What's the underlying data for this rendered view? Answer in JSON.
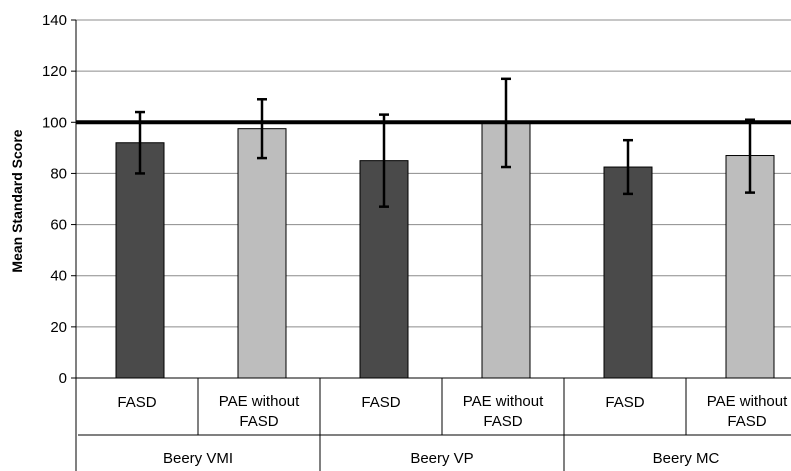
{
  "chart_data": {
    "type": "bar",
    "title": "",
    "ylabel": "Mean Standard Score",
    "xlabel": "",
    "ylim": [
      0,
      140
    ],
    "yticks": [
      0,
      20,
      40,
      60,
      80,
      100,
      120,
      140
    ],
    "grid": true,
    "reference_line": 100,
    "groups": [
      {
        "label": "Beery VMI",
        "bars": [
          {
            "label": "FASD",
            "value": 92,
            "err_low": 80,
            "err_high": 104,
            "color": "#4a4a4a"
          },
          {
            "label": "PAE without FASD",
            "value": 97.5,
            "err_low": 86,
            "err_high": 109,
            "color": "#bdbdbd"
          }
        ]
      },
      {
        "label": "Beery VP",
        "bars": [
          {
            "label": "FASD",
            "value": 85,
            "err_low": 67,
            "err_high": 103,
            "color": "#4a4a4a"
          },
          {
            "label": "PAE without FASD",
            "value": 100,
            "err_low": 82.5,
            "err_high": 117,
            "color": "#bdbdbd"
          }
        ]
      },
      {
        "label": "Beery MC",
        "bars": [
          {
            "label": "FASD",
            "value": 82.5,
            "err_low": 72,
            "err_high": 93,
            "color": "#4a4a4a"
          },
          {
            "label": "PAE without FASD",
            "value": 87,
            "err_low": 72.5,
            "err_high": 101,
            "color": "#bdbdbd"
          }
        ]
      }
    ]
  }
}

━━━

The records above need to be restated word for word, with the pictures left out.

What's the underlying data for this rendered view? Answer in JSON.
{
  "chart_data": {
    "type": "bar",
    "title": "",
    "ylabel": "Mean Standard Score",
    "xlabel": "",
    "ylim": [
      0,
      140
    ],
    "yticks": [
      0,
      20,
      40,
      60,
      80,
      100,
      120,
      140
    ],
    "grid": true,
    "reference_line": 100,
    "groups": [
      {
        "label": "Beery VMI",
        "bars": [
          {
            "label": "FASD",
            "value": 92,
            "err_low": 80,
            "err_high": 104,
            "color": "#4a4a4a"
          },
          {
            "label": "PAE without FASD",
            "value": 97.5,
            "err_low": 86,
            "err_high": 109,
            "color": "#bdbdbd"
          }
        ]
      },
      {
        "label": "Beery VP",
        "bars": [
          {
            "label": "FASD",
            "value": 85,
            "err_low": 67,
            "err_high": 103,
            "color": "#4a4a4a"
          },
          {
            "label": "PAE without FASD",
            "value": 100,
            "err_low": 82.5,
            "err_high": 117,
            "color": "#bdbdbd"
          }
        ]
      },
      {
        "label": "Beery MC",
        "bars": [
          {
            "label": "FASD",
            "value": 82.5,
            "err_low": 72,
            "err_high": 93,
            "color": "#4a4a4a"
          },
          {
            "label": "PAE without FASD",
            "value": 87,
            "err_low": 72.5,
            "err_high": 101,
            "color": "#bdbdbd"
          }
        ]
      }
    ]
  }
}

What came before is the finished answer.